*Your task*
Search the data for the word "JSON". Reproduce every line where it is found.

*Data extracted from a collection*
┌────────

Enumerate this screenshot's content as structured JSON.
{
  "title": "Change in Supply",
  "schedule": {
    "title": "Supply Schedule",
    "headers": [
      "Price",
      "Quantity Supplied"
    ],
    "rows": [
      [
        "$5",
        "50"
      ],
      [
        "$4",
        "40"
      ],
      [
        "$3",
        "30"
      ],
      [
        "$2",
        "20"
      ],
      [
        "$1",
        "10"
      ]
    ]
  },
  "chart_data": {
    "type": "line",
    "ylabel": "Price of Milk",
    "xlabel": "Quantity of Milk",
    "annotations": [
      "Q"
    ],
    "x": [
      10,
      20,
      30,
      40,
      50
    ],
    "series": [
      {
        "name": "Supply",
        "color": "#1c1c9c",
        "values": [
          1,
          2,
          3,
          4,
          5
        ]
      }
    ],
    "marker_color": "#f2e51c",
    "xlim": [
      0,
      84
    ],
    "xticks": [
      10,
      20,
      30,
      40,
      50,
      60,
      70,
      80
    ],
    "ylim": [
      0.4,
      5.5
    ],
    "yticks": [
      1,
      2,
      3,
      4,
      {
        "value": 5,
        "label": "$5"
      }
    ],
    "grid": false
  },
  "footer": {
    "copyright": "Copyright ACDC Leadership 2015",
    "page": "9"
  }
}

└────────
┌────────

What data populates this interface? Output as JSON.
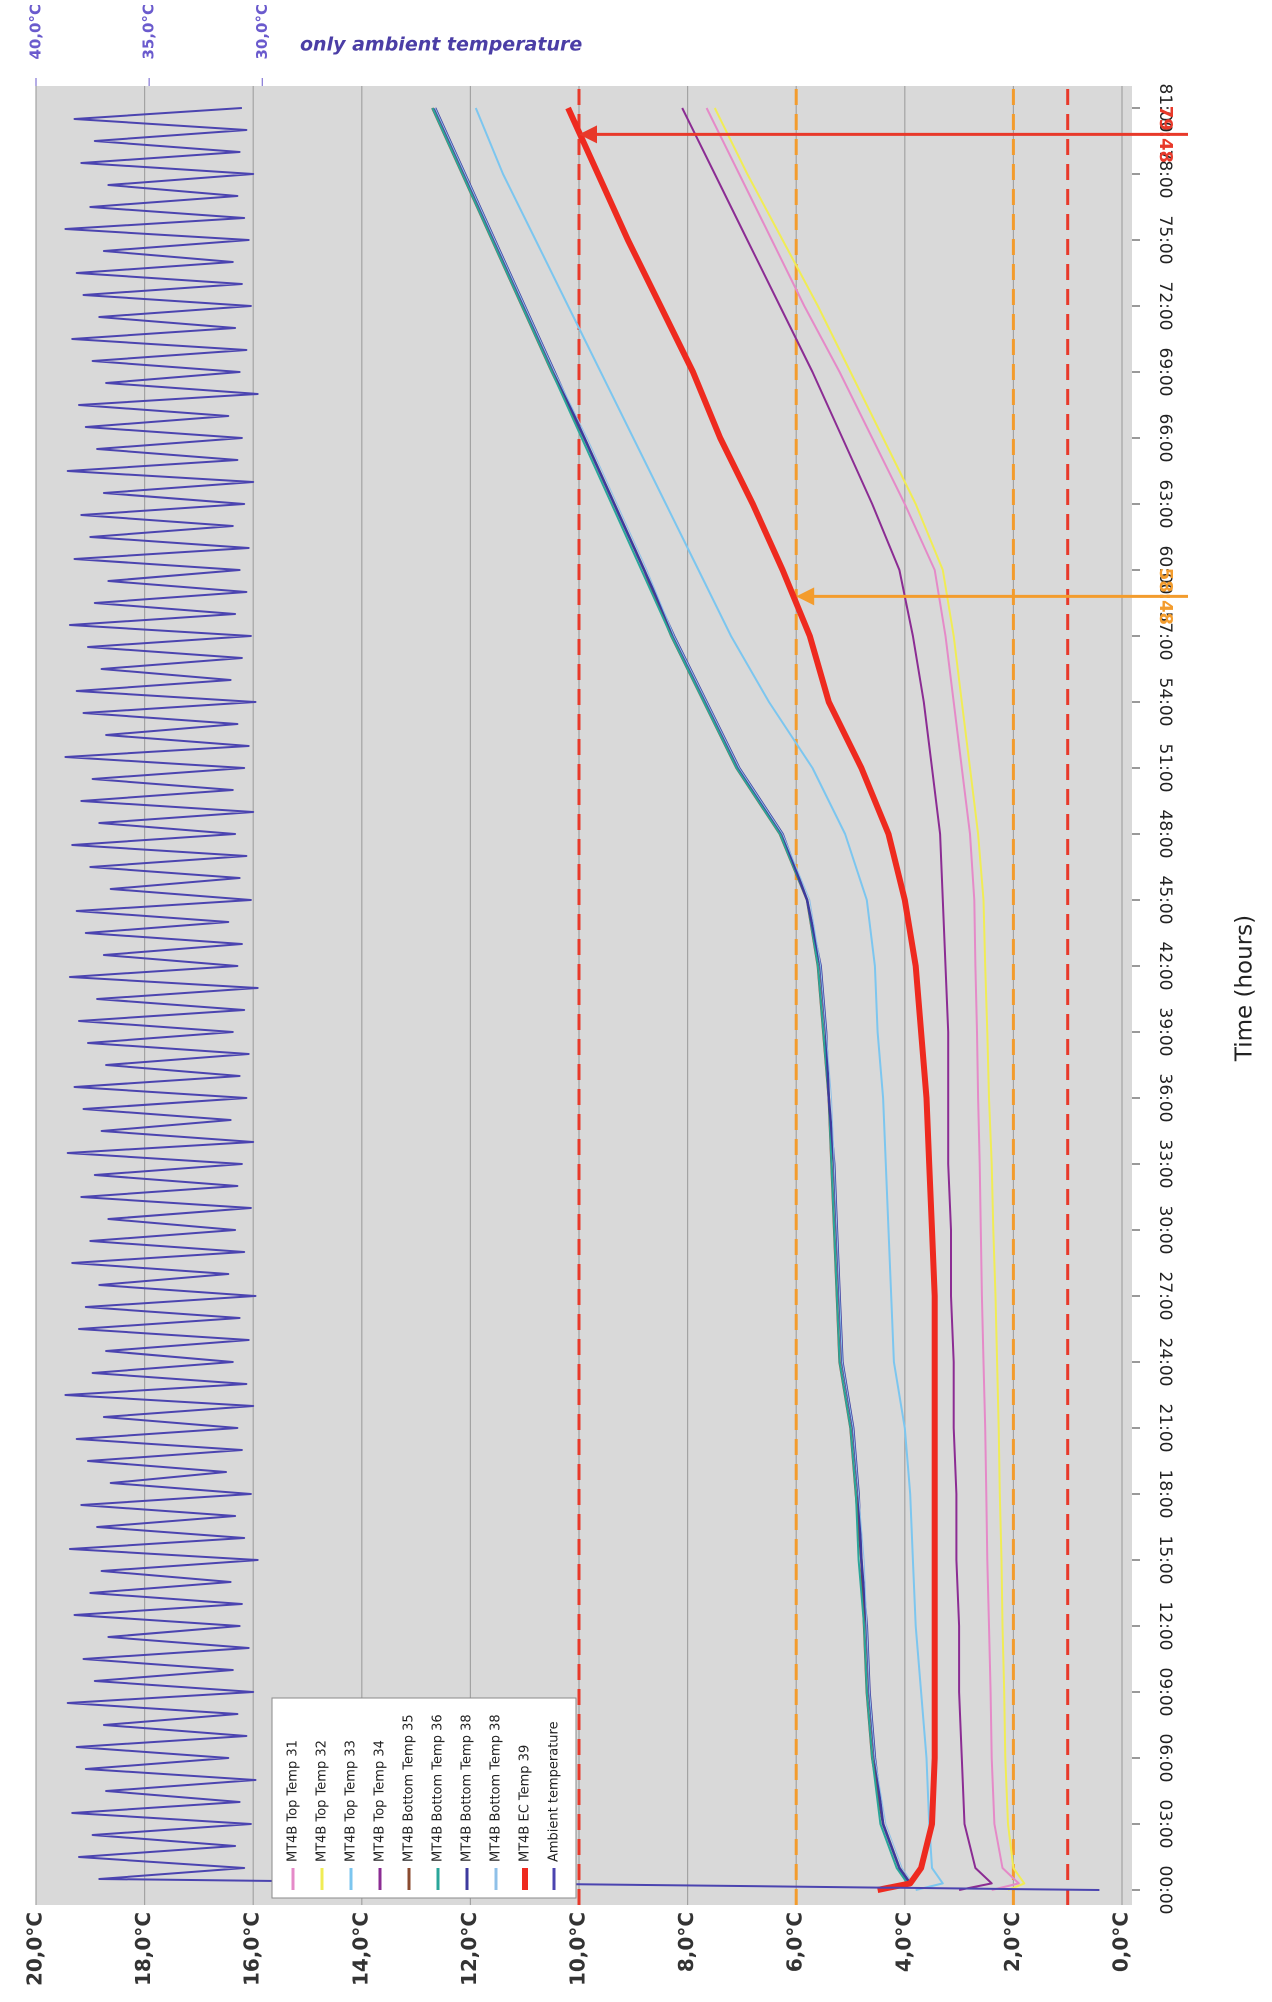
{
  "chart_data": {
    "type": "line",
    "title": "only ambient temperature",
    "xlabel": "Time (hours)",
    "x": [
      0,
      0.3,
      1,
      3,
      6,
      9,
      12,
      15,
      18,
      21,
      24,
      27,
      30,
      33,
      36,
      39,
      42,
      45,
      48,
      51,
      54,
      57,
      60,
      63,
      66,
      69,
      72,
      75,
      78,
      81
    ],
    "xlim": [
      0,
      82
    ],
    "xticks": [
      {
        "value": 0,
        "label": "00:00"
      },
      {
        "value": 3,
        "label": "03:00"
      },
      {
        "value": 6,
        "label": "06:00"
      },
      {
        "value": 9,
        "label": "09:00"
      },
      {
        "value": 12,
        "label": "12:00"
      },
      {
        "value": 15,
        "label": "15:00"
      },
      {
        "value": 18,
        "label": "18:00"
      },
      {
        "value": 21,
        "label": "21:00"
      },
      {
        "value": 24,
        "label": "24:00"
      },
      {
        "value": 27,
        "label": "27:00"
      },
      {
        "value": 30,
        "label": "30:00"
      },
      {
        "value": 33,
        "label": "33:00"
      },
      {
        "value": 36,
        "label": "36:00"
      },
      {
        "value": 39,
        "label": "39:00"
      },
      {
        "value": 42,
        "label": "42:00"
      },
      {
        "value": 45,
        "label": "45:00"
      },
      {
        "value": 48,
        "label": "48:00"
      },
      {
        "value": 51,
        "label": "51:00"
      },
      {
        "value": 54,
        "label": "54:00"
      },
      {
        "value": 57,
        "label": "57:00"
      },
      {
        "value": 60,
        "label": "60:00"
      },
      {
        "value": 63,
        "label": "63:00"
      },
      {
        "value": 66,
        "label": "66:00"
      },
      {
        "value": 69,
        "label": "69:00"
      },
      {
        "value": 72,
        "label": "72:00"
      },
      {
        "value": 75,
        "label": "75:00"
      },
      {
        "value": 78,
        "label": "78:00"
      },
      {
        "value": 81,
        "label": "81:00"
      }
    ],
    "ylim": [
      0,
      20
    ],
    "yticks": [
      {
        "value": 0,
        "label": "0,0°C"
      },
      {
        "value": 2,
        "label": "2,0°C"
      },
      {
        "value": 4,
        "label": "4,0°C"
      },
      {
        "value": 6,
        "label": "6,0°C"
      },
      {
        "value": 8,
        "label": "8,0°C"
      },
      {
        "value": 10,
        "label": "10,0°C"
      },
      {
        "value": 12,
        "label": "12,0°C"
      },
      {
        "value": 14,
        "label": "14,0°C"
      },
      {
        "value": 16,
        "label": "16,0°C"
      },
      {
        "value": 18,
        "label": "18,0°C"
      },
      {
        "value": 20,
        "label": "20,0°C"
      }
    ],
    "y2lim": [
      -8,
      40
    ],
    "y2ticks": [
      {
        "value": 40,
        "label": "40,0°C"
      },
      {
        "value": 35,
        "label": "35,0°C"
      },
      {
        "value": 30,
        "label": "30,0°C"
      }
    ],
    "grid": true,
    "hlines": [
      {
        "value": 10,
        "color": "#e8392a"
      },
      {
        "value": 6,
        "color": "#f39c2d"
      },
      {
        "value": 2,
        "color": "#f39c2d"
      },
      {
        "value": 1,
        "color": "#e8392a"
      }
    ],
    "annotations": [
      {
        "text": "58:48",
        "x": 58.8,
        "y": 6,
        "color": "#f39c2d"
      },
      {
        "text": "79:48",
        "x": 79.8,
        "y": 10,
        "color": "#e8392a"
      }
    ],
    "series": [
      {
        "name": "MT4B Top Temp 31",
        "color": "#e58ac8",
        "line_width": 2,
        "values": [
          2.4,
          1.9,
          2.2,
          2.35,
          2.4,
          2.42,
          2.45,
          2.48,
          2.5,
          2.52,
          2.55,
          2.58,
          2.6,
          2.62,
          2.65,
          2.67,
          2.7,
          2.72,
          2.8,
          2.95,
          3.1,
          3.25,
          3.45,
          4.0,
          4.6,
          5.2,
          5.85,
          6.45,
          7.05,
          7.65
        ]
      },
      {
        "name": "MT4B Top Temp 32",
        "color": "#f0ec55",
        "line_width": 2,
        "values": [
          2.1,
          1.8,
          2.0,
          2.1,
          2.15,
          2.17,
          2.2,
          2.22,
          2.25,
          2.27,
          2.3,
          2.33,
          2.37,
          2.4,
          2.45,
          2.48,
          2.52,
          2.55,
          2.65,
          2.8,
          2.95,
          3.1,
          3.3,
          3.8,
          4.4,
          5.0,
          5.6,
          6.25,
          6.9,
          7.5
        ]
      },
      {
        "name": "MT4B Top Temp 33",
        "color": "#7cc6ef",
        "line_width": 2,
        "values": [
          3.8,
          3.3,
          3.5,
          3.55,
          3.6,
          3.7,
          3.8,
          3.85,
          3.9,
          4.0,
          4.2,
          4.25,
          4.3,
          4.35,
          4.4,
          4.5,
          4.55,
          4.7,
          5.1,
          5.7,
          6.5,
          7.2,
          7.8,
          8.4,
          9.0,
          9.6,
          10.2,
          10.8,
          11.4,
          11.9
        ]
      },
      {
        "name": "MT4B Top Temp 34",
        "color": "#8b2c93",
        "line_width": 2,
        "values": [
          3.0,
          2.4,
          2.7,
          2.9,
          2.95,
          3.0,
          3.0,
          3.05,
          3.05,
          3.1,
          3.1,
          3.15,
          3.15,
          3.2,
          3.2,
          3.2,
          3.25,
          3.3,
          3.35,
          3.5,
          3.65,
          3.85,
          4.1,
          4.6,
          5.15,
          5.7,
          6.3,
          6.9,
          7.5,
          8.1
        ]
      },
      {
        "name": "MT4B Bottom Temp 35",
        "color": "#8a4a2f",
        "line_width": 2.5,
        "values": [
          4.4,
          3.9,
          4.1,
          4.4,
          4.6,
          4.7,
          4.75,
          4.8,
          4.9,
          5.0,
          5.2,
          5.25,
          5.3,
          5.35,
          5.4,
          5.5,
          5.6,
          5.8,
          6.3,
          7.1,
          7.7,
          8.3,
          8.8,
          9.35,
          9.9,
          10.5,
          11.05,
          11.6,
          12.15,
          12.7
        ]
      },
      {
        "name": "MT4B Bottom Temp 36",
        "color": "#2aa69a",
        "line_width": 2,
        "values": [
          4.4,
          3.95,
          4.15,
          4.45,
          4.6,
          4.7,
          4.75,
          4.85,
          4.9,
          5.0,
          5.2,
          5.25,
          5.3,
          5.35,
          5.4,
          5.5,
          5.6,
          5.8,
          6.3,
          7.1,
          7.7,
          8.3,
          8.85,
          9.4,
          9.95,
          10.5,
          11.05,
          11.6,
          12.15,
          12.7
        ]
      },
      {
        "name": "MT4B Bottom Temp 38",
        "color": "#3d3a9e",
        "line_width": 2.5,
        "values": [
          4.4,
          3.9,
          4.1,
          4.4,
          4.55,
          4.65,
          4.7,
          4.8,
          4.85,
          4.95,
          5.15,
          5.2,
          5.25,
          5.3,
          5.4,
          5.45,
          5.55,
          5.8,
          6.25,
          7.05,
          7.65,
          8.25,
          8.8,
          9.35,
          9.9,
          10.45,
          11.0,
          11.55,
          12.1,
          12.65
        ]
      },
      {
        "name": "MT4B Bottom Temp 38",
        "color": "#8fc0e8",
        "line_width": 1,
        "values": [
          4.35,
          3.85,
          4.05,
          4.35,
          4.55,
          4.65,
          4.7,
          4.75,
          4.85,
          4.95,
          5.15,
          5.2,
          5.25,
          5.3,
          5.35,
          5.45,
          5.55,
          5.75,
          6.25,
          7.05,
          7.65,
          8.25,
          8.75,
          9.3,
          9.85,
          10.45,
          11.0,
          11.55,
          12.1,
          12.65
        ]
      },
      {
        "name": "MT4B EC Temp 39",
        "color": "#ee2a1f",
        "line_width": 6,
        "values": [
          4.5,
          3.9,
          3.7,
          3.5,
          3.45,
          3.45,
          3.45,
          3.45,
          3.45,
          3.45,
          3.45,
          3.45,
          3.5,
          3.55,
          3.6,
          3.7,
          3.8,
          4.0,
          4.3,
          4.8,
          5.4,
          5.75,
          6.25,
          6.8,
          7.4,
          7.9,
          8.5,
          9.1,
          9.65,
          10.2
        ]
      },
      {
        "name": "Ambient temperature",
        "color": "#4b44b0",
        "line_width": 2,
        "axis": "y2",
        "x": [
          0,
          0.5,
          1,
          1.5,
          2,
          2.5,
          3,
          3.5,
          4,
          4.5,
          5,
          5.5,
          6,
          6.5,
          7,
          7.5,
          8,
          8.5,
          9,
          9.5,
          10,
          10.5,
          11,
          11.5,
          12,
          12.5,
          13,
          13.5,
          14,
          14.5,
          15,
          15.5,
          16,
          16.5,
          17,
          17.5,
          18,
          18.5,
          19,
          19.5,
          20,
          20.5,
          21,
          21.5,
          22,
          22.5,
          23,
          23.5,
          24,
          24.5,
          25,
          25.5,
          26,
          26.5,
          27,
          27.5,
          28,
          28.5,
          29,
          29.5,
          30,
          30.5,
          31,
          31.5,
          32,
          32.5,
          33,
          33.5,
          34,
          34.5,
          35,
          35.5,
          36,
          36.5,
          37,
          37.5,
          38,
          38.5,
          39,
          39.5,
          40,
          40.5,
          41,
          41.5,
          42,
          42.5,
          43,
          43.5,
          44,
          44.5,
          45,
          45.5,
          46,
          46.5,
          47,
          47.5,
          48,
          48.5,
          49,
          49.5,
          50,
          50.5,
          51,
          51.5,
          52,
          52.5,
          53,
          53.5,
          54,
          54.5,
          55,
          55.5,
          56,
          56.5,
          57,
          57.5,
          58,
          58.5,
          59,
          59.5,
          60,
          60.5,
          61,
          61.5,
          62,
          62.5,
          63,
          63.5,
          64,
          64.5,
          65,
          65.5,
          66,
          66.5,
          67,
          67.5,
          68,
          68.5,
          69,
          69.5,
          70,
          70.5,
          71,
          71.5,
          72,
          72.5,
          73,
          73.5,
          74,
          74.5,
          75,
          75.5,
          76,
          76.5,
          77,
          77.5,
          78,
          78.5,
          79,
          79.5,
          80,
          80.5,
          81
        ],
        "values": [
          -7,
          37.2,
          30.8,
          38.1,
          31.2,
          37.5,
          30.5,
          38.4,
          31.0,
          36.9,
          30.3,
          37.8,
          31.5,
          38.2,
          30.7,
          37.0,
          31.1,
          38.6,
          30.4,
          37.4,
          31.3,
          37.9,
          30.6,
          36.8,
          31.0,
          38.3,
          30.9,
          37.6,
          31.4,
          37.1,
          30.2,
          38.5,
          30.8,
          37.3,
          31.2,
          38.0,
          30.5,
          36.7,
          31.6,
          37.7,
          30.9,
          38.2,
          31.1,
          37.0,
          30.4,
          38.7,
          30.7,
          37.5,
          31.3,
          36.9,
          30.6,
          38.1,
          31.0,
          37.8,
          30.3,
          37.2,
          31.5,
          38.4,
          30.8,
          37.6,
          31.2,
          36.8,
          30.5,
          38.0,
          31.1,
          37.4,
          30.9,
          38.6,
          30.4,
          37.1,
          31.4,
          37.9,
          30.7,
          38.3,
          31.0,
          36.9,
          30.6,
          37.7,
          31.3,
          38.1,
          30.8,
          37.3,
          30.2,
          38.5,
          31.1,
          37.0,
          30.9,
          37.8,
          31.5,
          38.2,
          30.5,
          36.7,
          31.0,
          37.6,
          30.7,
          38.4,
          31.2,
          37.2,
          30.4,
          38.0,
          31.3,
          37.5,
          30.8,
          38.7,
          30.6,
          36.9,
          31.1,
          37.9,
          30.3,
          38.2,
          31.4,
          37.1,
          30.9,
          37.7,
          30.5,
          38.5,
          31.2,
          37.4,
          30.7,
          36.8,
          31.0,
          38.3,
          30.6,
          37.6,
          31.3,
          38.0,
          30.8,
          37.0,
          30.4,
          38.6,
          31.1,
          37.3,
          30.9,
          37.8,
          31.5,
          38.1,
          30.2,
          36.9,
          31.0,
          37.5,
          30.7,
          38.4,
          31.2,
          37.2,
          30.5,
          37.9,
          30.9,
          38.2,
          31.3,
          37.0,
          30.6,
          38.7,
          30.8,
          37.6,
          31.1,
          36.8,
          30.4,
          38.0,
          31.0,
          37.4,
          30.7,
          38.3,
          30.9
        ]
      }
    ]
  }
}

└────────
┌────────

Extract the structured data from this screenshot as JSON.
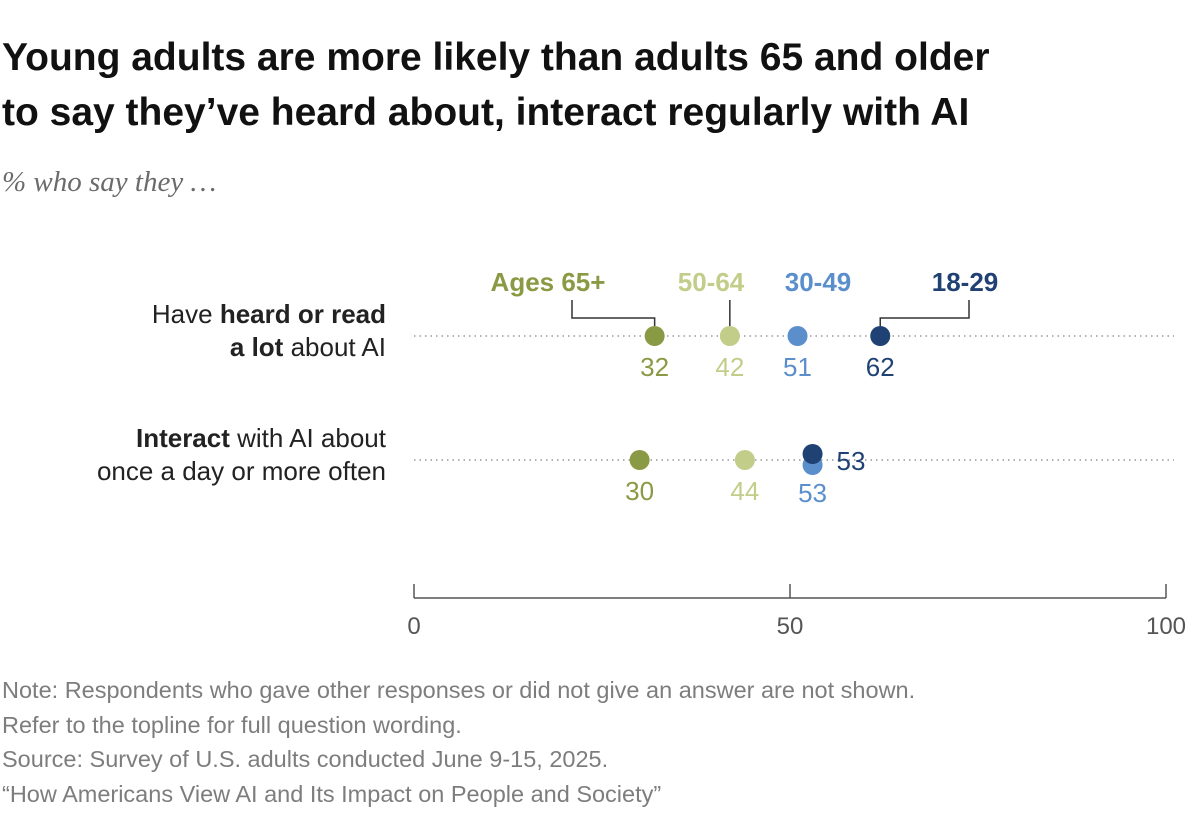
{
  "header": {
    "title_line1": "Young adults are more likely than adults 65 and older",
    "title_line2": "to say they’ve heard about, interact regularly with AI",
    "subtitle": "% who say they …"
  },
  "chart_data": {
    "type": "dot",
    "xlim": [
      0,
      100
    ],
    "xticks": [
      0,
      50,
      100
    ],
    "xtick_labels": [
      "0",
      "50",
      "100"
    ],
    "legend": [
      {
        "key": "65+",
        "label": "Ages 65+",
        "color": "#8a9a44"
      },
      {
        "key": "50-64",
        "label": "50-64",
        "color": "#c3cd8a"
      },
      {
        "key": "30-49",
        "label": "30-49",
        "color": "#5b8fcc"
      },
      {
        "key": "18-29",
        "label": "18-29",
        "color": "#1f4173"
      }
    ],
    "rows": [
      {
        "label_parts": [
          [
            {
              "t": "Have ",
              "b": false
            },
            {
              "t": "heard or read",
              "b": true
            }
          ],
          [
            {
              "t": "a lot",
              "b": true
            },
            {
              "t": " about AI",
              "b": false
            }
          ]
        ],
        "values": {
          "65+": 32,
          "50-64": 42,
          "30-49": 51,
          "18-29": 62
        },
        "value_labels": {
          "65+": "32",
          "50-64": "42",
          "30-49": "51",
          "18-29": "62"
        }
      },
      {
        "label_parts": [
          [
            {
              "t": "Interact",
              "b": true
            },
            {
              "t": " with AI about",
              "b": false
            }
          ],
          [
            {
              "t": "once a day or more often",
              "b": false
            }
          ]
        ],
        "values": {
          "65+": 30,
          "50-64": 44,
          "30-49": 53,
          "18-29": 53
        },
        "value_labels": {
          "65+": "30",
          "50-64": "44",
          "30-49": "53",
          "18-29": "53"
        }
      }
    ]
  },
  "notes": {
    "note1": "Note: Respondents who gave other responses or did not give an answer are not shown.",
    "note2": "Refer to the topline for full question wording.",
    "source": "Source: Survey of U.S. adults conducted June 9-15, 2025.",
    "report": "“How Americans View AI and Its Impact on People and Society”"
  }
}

└────────

*The solution*
Enumerate this screenshot's content as structured JSON.
What data populates this interface? Output as JSON.
Extract the structured data from this screenshot as JSON.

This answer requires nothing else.